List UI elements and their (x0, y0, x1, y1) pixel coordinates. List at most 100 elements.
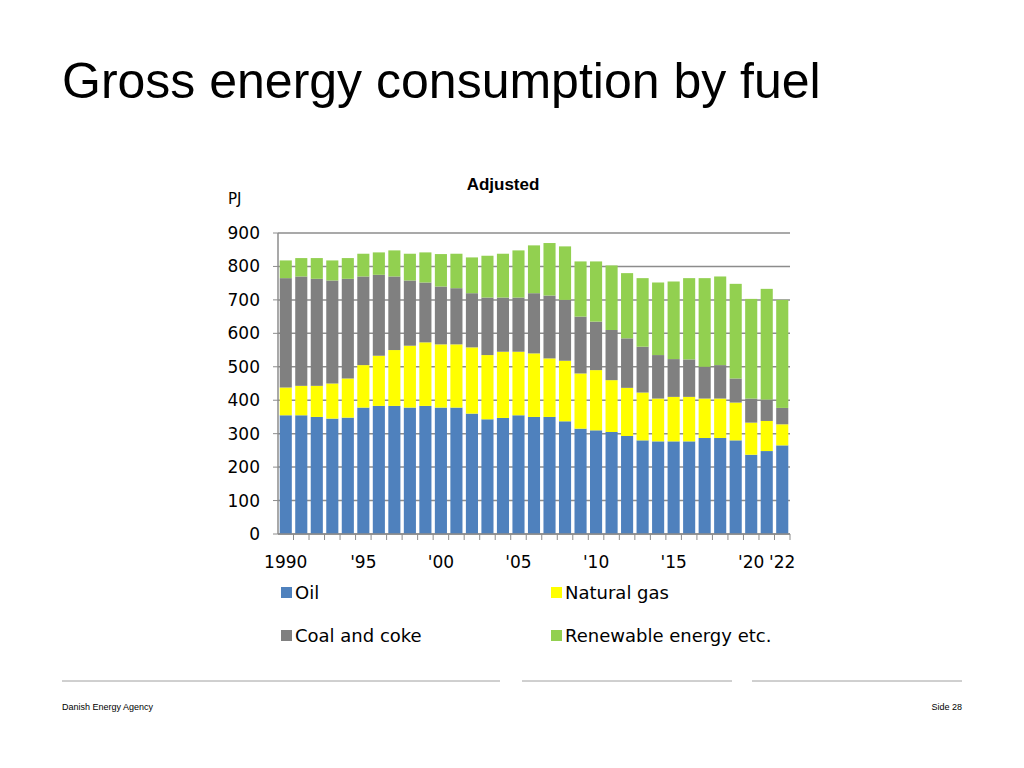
bar-segment (466, 257, 478, 293)
bar-segment (574, 429, 586, 534)
x-tick-label: '10 (583, 552, 609, 572)
y-tick-label: 200 (228, 457, 260, 477)
bar-segment (435, 344, 447, 407)
bar-segment (668, 397, 680, 441)
bar-segment (295, 386, 307, 415)
x-tick (603, 534, 604, 540)
bar-segment (606, 265, 618, 330)
x-tick (526, 534, 527, 540)
bar-segment (326, 419, 338, 534)
bar-segment (590, 322, 602, 370)
bar-segment (699, 438, 711, 534)
x-tick-label: '95 (350, 552, 376, 572)
bar-segment (326, 260, 338, 280)
bar-segment (357, 254, 369, 277)
bar-segment (699, 278, 711, 367)
legend-label: Natural gas (565, 582, 669, 603)
chart-title: Adjusted (467, 175, 540, 194)
footer-rule (522, 681, 732, 682)
bar-segment (311, 417, 323, 534)
bar-segment (280, 260, 292, 278)
x-tick-label: '15 (660, 552, 686, 572)
bar-segment (419, 252, 431, 282)
bar-segment (326, 384, 338, 419)
bar-segment (373, 406, 385, 534)
x-tick (712, 534, 713, 540)
bar-segment (606, 432, 618, 534)
bar-segment (450, 408, 462, 534)
footer-rule (62, 681, 500, 682)
bar-segment (295, 258, 307, 276)
bar-segment (404, 408, 416, 534)
bar-segment (683, 397, 695, 441)
bar-segment (342, 378, 354, 417)
bar-segment (528, 353, 540, 417)
bar-segment (280, 415, 292, 534)
x-tick (510, 534, 511, 540)
bar-segment (388, 276, 400, 350)
x-tick (557, 534, 558, 540)
bar-segment (466, 293, 478, 347)
legend-swatch (551, 587, 562, 598)
bar-segment (388, 350, 400, 406)
bar-segment (745, 455, 757, 534)
bar-segment (342, 279, 354, 379)
bar-segment (606, 380, 618, 432)
bar-segment (419, 342, 431, 406)
x-tick (650, 534, 651, 540)
bar-segment (280, 388, 292, 416)
bar-segment (761, 421, 773, 451)
bar-segment (357, 408, 369, 534)
x-tick (371, 534, 372, 540)
bar-segment (404, 280, 416, 345)
x-tick (448, 534, 449, 540)
bar-segment (714, 365, 726, 398)
bar-segment (637, 393, 649, 441)
bar-segment (373, 356, 385, 406)
grid-line (278, 232, 790, 234)
y-tick-label: 400 (228, 390, 260, 410)
x-tick (402, 534, 403, 540)
bar-segment (652, 441, 664, 534)
bar-segment (683, 278, 695, 359)
bar-segment (326, 280, 338, 383)
page: Gross energy consumption by fuelAdjusted… (0, 0, 1024, 768)
x-tick (790, 534, 791, 540)
x-tick (588, 534, 589, 540)
bar-segment (621, 436, 633, 534)
bar-segment (683, 359, 695, 396)
x-tick (619, 534, 620, 540)
bar-segment (559, 361, 571, 422)
bar-segment (388, 406, 400, 534)
bar-segment (419, 282, 431, 342)
bar-segment (435, 254, 447, 286)
bar-segment (466, 347, 478, 413)
x-tick-label: '05 (505, 552, 531, 572)
bar-segment (730, 378, 742, 402)
bar-segment (295, 276, 307, 385)
bar-segment (543, 243, 555, 296)
x-tick (340, 534, 341, 540)
bar-segment (342, 418, 354, 534)
bar-segment (528, 417, 540, 534)
legend-label: Oil (295, 582, 319, 603)
bar-segment (342, 258, 354, 279)
x-tick-label: '22 (769, 552, 795, 572)
bar-segment (745, 299, 757, 399)
bar-segment (590, 430, 602, 534)
legend-swatch (281, 630, 292, 641)
bar-segment (590, 370, 602, 430)
x-tick (464, 534, 465, 540)
bar-segment (621, 388, 633, 436)
x-tick (479, 534, 480, 540)
bar-segment (373, 252, 385, 274)
bar-segment (559, 300, 571, 361)
bar-segment (668, 359, 680, 397)
bar-segment (435, 287, 447, 345)
bar-segment (714, 399, 726, 438)
bar-segment (404, 254, 416, 281)
bar-segment (776, 300, 788, 408)
bar-segment (559, 421, 571, 534)
bar-segment (373, 275, 385, 356)
bar-segment (621, 338, 633, 387)
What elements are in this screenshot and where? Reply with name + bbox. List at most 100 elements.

Co należy zrobić:
Przepisz wszystkie powyższe pozycje, wstawiając wszędzie „bar” w miejsce „bar-segment” i nie ruszając niczego innego. Obrazki pomiń w odpowiedzi.

Pisemne rozwiązanie:
List UI elements and their (x0, y0, x1, y1) pixel coordinates. List at most 100 elements.
bar (466, 257, 478, 293)
bar (574, 429, 586, 534)
x-tick-label: '10 (583, 552, 609, 572)
y-tick-label: 200 (228, 457, 260, 477)
bar (435, 344, 447, 407)
bar (668, 397, 680, 441)
bar (295, 386, 307, 415)
x-tick (603, 534, 604, 540)
bar (606, 265, 618, 330)
x-tick (526, 534, 527, 540)
bar (326, 419, 338, 534)
bar (590, 322, 602, 370)
bar (699, 438, 711, 534)
x-tick-label: '95 (350, 552, 376, 572)
bar (326, 260, 338, 280)
bar (357, 254, 369, 277)
bar (699, 278, 711, 367)
legend-label: Natural gas (565, 582, 669, 603)
chart-title: Adjusted (467, 175, 540, 194)
footer-rule (522, 681, 732, 682)
bar (311, 417, 323, 534)
bar (280, 260, 292, 278)
x-tick-label: '15 (660, 552, 686, 572)
bar (419, 252, 431, 282)
bar (326, 384, 338, 419)
bar (373, 406, 385, 534)
x-tick (712, 534, 713, 540)
bar (606, 432, 618, 534)
bar (450, 408, 462, 534)
footer-rule (62, 681, 500, 682)
bar (295, 258, 307, 276)
bar (404, 408, 416, 534)
bar (683, 397, 695, 441)
bar (342, 378, 354, 417)
bar (528, 353, 540, 417)
bar (280, 415, 292, 534)
x-tick (510, 534, 511, 540)
bar (388, 276, 400, 350)
x-tick (557, 534, 558, 540)
bar (466, 293, 478, 347)
legend-swatch (551, 587, 562, 598)
bar (388, 350, 400, 406)
bar (745, 455, 757, 534)
bar (342, 279, 354, 379)
bar (606, 380, 618, 432)
bar (419, 342, 431, 406)
x-tick (650, 534, 651, 540)
bar (280, 388, 292, 416)
bar (761, 421, 773, 451)
bar (357, 408, 369, 534)
x-tick (371, 534, 372, 540)
bar (404, 280, 416, 345)
x-tick (448, 534, 449, 540)
bar (714, 365, 726, 398)
bar (637, 393, 649, 441)
bar (373, 356, 385, 406)
grid-line (278, 232, 790, 234)
y-tick-label: 400 (228, 390, 260, 410)
x-tick (402, 534, 403, 540)
bar (652, 441, 664, 534)
bar (683, 278, 695, 359)
bar (326, 280, 338, 383)
page: Gross energy consumption by fuelAdjusted… (0, 0, 1024, 768)
x-tick (790, 534, 791, 540)
x-tick (588, 534, 589, 540)
bar (621, 436, 633, 534)
bar (683, 359, 695, 396)
x-tick (619, 534, 620, 540)
bar (559, 361, 571, 422)
bar (388, 406, 400, 534)
bar (419, 282, 431, 342)
bar (435, 254, 447, 286)
bar (466, 347, 478, 413)
x-tick-label: '05 (505, 552, 531, 572)
bar (730, 378, 742, 402)
bar (295, 276, 307, 385)
bar (543, 243, 555, 296)
x-tick (340, 534, 341, 540)
bar (342, 418, 354, 534)
bar (528, 417, 540, 534)
legend-label: Oil (295, 582, 319, 603)
bar (342, 258, 354, 279)
x-tick-label: '22 (769, 552, 795, 572)
bar (745, 299, 757, 399)
bar (590, 430, 602, 534)
legend-swatch (281, 630, 292, 641)
bar (590, 370, 602, 430)
x-tick (464, 534, 465, 540)
bar (621, 388, 633, 436)
x-tick (479, 534, 480, 540)
bar (373, 252, 385, 274)
bar (559, 300, 571, 361)
bar (668, 359, 680, 397)
bar (435, 287, 447, 345)
bar (714, 399, 726, 438)
bar (404, 254, 416, 281)
bar (776, 300, 788, 408)
bar (559, 421, 571, 534)
bar (373, 275, 385, 356)
bar (621, 338, 633, 387)
What elements are in this screenshot and where? Reply with name + bbox. List at most 100 elements.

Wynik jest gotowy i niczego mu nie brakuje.